## [Task description]
Reproduce the records below in full and word for word, excluding pictures.

>> BEGIN Dataset content

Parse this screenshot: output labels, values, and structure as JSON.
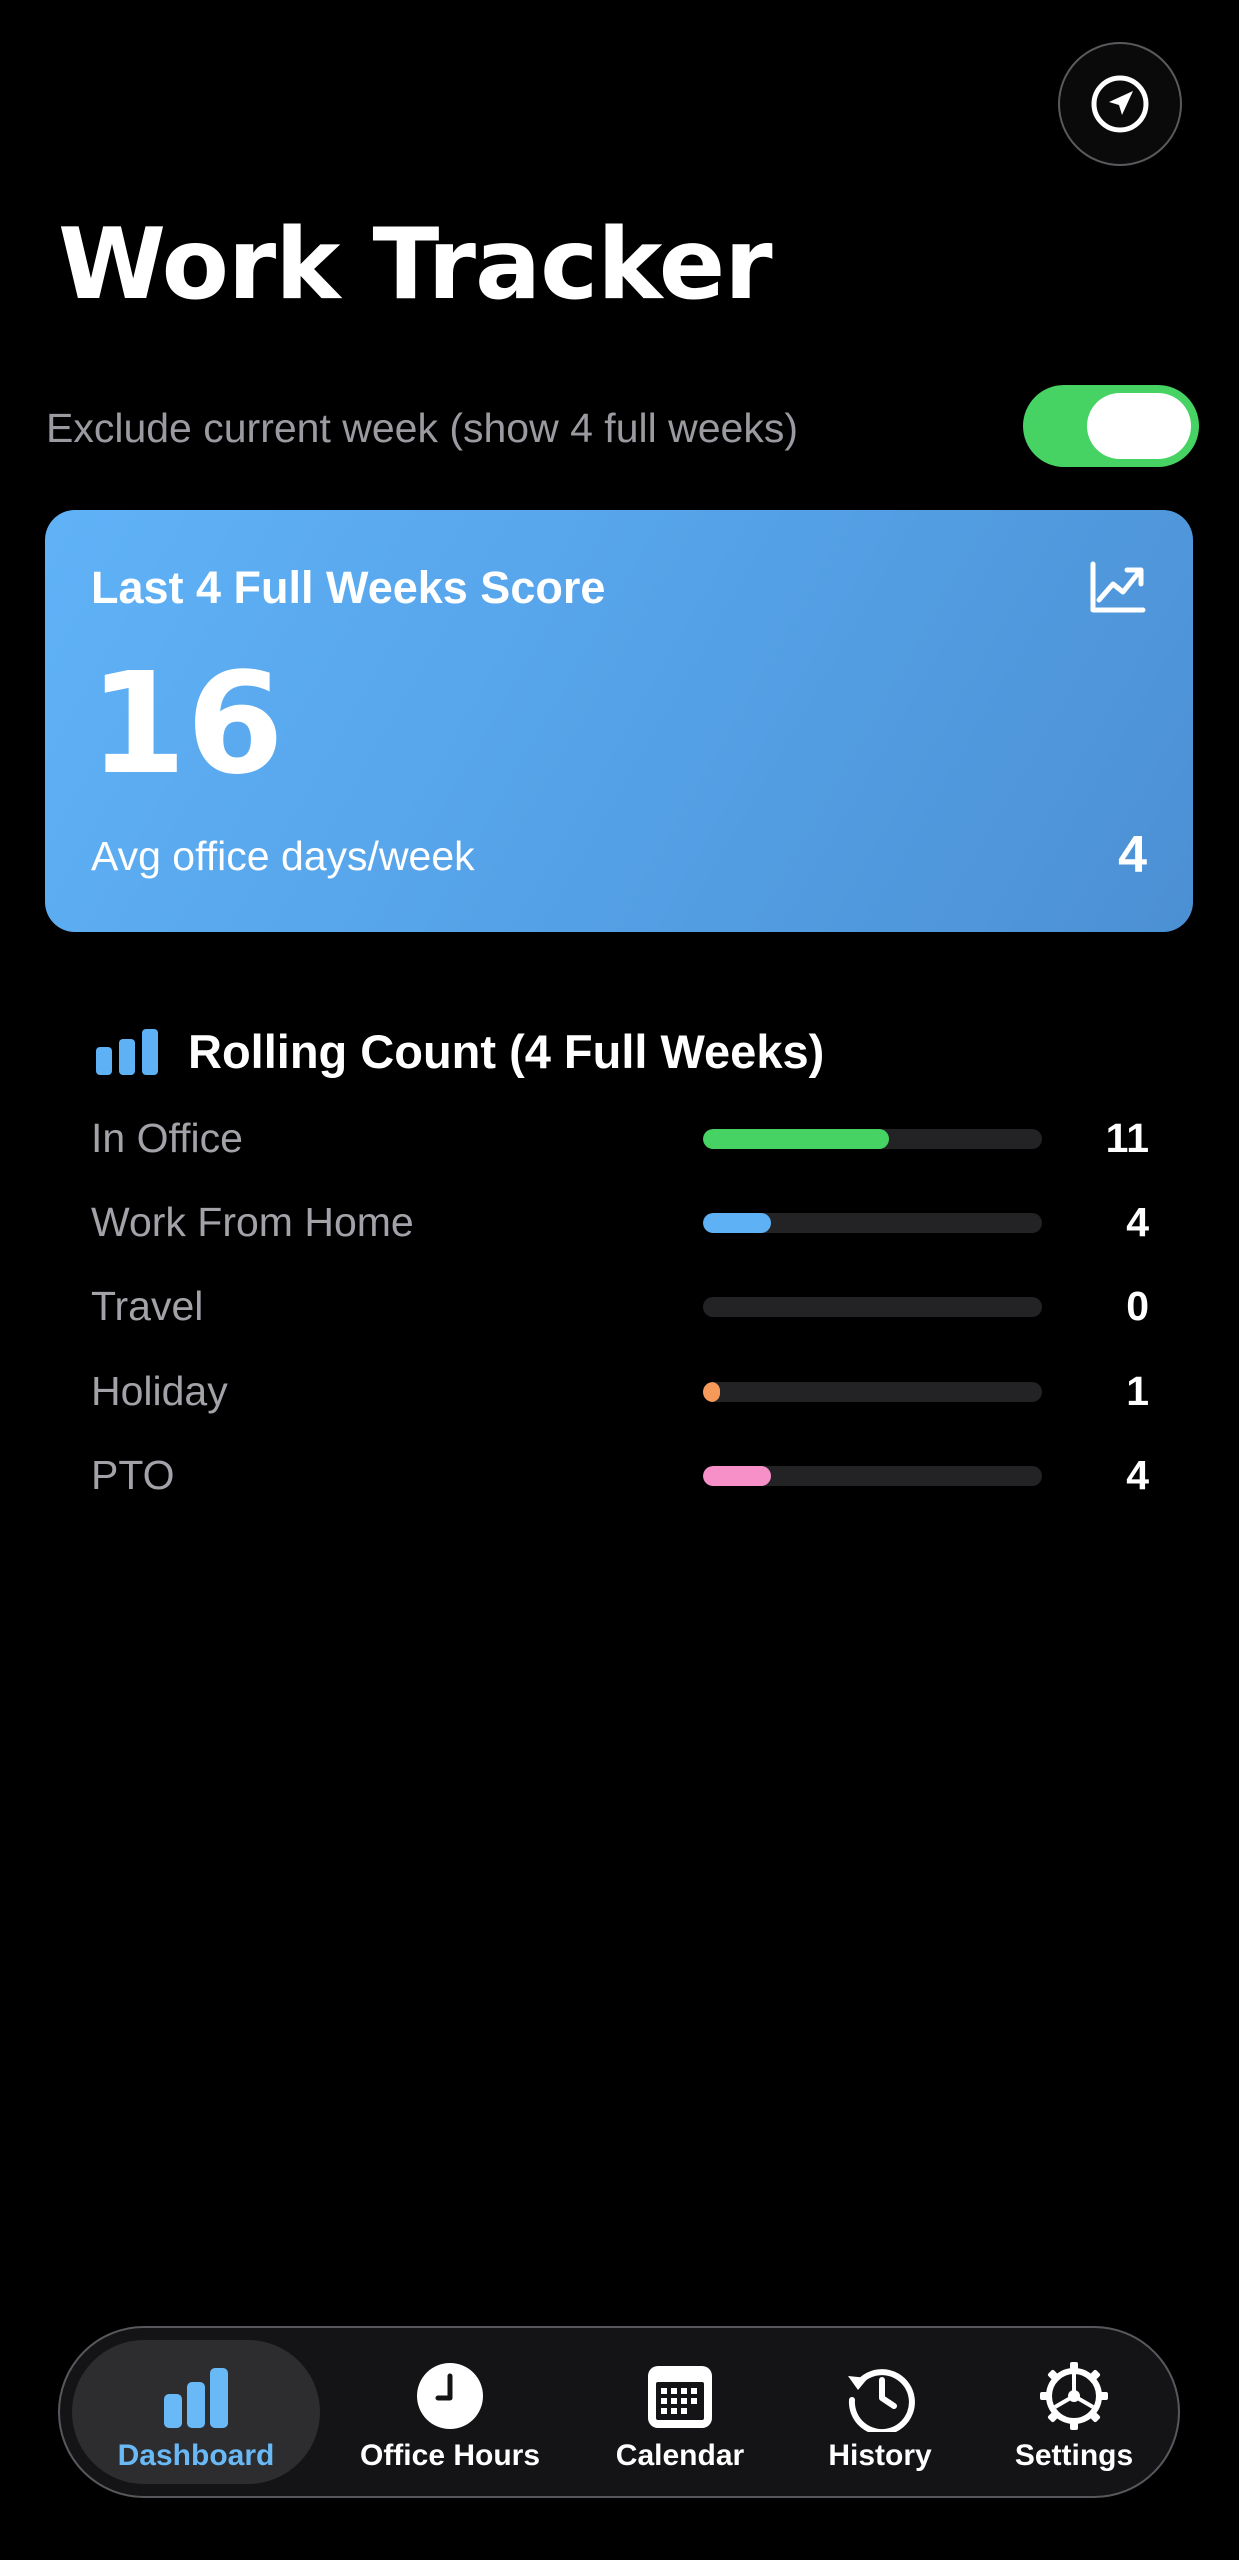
{
  "header": {
    "title": "Work Tracker"
  },
  "toggle": {
    "label": "Exclude current week (show 4 full weeks)",
    "on": true
  },
  "score_card": {
    "title": "Last 4 Full Weeks Score",
    "score": "16",
    "avg_label": "Avg office days/week",
    "avg_value": "4"
  },
  "rolling_count": {
    "title": "Rolling Count (4 Full Weeks)",
    "max": 20,
    "rows": [
      {
        "label": "In Office",
        "value": "11",
        "count": 11,
        "color": "#46d363"
      },
      {
        "label": "Work From Home",
        "value": "4",
        "count": 4,
        "color": "#5fb1f6"
      },
      {
        "label": "Travel",
        "value": "0",
        "count": 0,
        "color": "#a98bf0"
      },
      {
        "label": "Holiday",
        "value": "1",
        "count": 1,
        "color": "#f59a5a"
      },
      {
        "label": "PTO",
        "value": "4",
        "count": 4,
        "color": "#f790c8"
      }
    ]
  },
  "tabs": [
    {
      "label": "Dashboard",
      "icon": "bar-chart-icon",
      "active": true
    },
    {
      "label": "Office Hours",
      "icon": "clock-icon",
      "active": false
    },
    {
      "label": "Calendar",
      "icon": "calendar-icon",
      "active": false
    },
    {
      "label": "History",
      "icon": "history-icon",
      "active": false
    },
    {
      "label": "Settings",
      "icon": "gear-icon",
      "active": false
    }
  ],
  "colors": {
    "accent": "#6ab9f7",
    "toggle_on": "#46d363",
    "card_gradient_start": "#60b2f7",
    "card_gradient_end": "#4c90d3"
  }
}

>> END Dataset content

## [Output for this task]
Parse this screenshot: output labels, values, and structure as JSON.
{
  "header": {
    "title": "Work Tracker"
  },
  "toggle": {
    "label": "Exclude current week (show 4 full weeks)",
    "on": true
  },
  "score_card": {
    "title": "Last 4 Full Weeks Score",
    "score": "16",
    "avg_label": "Avg office days/week",
    "avg_value": "4"
  },
  "rolling_count": {
    "title": "Rolling Count (4 Full Weeks)",
    "max": 20,
    "rows": [
      {
        "label": "In Office",
        "value": "11",
        "count": 11,
        "color": "#46d363"
      },
      {
        "label": "Work From Home",
        "value": "4",
        "count": 4,
        "color": "#5fb1f6"
      },
      {
        "label": "Travel",
        "value": "0",
        "count": 0,
        "color": "#a98bf0"
      },
      {
        "label": "Holiday",
        "value": "1",
        "count": 1,
        "color": "#f59a5a"
      },
      {
        "label": "PTO",
        "value": "4",
        "count": 4,
        "color": "#f790c8"
      }
    ]
  },
  "tabs": [
    {
      "label": "Dashboard",
      "icon": "bar-chart-icon",
      "active": true
    },
    {
      "label": "Office Hours",
      "icon": "clock-icon",
      "active": false
    },
    {
      "label": "Calendar",
      "icon": "calendar-icon",
      "active": false
    },
    {
      "label": "History",
      "icon": "history-icon",
      "active": false
    },
    {
      "label": "Settings",
      "icon": "gear-icon",
      "active": false
    }
  ],
  "colors": {
    "accent": "#6ab9f7",
    "toggle_on": "#46d363",
    "card_gradient_start": "#60b2f7",
    "card_gradient_end": "#4c90d3"
  }
}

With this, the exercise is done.